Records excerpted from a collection
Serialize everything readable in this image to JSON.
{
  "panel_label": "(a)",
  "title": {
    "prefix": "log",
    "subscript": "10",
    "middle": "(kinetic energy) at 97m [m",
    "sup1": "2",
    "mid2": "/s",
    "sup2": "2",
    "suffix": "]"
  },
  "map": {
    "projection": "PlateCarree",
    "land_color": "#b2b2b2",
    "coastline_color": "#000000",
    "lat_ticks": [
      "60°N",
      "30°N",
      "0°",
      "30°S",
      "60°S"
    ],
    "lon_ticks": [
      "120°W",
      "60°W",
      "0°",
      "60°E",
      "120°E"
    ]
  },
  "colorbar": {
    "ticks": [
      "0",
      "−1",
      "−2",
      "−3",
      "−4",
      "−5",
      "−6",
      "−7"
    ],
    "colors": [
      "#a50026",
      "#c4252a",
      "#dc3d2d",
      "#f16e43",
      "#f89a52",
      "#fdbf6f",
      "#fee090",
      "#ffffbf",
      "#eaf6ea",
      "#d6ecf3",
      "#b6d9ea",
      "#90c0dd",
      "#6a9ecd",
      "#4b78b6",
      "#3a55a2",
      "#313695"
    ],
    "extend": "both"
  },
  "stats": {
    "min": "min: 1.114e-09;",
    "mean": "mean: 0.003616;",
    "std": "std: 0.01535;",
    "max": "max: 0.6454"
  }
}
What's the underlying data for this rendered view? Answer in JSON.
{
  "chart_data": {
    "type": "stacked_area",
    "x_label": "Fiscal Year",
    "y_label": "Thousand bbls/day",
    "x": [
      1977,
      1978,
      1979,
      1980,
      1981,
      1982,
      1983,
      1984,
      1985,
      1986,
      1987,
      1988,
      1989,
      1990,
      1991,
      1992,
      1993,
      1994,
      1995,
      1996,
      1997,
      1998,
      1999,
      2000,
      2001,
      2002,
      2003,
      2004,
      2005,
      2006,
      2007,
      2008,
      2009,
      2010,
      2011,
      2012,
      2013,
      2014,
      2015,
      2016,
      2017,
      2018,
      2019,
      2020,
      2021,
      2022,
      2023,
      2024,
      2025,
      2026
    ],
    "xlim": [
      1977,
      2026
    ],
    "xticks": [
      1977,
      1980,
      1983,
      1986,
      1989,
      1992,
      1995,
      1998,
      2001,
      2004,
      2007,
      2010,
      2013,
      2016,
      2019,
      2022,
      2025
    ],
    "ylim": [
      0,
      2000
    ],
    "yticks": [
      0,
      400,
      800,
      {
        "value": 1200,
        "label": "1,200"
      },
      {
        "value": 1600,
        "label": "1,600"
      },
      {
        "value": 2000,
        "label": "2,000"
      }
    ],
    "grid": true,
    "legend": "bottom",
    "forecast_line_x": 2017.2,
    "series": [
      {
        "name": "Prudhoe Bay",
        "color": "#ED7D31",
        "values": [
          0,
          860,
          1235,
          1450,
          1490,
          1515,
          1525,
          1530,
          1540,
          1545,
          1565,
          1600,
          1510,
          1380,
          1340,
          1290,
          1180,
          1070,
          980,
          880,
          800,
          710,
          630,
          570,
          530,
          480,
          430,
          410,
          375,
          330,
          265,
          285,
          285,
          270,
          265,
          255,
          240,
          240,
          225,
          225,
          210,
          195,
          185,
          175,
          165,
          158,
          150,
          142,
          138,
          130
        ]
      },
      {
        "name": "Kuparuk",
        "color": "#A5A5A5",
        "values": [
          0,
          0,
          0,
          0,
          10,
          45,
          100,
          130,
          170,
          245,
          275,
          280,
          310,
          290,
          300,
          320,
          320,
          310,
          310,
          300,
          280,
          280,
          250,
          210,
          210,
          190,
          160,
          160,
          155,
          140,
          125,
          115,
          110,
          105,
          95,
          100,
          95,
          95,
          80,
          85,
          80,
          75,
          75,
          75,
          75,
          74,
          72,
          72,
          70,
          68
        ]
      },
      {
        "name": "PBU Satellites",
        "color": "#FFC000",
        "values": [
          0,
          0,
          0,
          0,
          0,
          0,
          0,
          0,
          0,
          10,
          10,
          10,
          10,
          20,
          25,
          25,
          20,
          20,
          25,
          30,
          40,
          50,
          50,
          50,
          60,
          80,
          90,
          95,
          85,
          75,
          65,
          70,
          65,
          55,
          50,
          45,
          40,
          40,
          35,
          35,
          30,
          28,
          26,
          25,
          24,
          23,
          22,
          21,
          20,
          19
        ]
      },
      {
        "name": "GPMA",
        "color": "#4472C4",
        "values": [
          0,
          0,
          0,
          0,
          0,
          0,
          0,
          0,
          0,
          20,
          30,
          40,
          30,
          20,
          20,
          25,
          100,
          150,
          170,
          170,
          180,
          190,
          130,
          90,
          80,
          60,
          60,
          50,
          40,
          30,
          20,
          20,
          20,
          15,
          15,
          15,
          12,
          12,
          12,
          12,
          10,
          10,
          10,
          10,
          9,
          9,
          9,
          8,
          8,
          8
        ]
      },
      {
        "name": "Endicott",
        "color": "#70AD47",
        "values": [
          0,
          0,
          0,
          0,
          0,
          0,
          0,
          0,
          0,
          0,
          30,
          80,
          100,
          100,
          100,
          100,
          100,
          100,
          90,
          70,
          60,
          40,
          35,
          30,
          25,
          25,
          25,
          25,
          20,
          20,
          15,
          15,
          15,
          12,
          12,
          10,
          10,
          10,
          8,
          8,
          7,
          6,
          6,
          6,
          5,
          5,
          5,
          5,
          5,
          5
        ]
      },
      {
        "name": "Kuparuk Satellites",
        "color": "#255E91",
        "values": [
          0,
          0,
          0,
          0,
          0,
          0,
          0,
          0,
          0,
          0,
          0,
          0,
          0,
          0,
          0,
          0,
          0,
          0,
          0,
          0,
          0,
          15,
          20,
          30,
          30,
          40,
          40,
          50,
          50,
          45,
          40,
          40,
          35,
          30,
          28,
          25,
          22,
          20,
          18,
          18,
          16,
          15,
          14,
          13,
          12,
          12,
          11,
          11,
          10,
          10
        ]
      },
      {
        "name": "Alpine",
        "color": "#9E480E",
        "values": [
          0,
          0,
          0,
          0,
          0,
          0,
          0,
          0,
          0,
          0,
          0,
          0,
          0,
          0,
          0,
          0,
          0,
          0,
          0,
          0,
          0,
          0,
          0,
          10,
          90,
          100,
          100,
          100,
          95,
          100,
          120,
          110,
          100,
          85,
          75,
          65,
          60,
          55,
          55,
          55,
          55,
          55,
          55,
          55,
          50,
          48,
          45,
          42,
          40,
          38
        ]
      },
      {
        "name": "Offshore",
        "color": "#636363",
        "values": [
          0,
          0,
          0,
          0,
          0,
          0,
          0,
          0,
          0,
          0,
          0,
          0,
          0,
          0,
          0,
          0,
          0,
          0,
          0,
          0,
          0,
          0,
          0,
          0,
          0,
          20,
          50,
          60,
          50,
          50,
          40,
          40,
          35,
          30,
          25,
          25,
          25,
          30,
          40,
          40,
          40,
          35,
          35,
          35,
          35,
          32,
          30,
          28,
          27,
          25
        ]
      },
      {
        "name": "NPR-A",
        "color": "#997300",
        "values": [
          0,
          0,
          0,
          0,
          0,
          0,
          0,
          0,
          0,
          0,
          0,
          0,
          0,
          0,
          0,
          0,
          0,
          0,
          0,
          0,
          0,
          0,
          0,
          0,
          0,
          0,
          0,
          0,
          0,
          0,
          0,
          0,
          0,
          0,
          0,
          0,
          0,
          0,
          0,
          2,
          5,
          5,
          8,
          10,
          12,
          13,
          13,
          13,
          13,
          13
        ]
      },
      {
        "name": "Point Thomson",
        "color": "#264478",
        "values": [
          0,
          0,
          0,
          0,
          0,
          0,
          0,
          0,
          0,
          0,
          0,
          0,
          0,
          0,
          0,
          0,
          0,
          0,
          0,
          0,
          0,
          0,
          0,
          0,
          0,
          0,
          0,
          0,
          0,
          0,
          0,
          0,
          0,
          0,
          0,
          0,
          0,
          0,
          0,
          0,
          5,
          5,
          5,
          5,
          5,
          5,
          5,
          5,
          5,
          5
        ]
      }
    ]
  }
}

- _Objective_
From the entries above, collect every line with the string "name" in it.

- _Solution to this exercise_
        "name": "Prudhoe Bay",
        "name": "Kuparuk",
        "name": "PBU Satellites",
        "name": "GPMA",
        "name": "Endicott",
        "name": "Kuparuk Satellites",
        "name": "Alpine",
        "name": "Offshore",
        "name": "NPR-A",
        "name": "Point Thomson",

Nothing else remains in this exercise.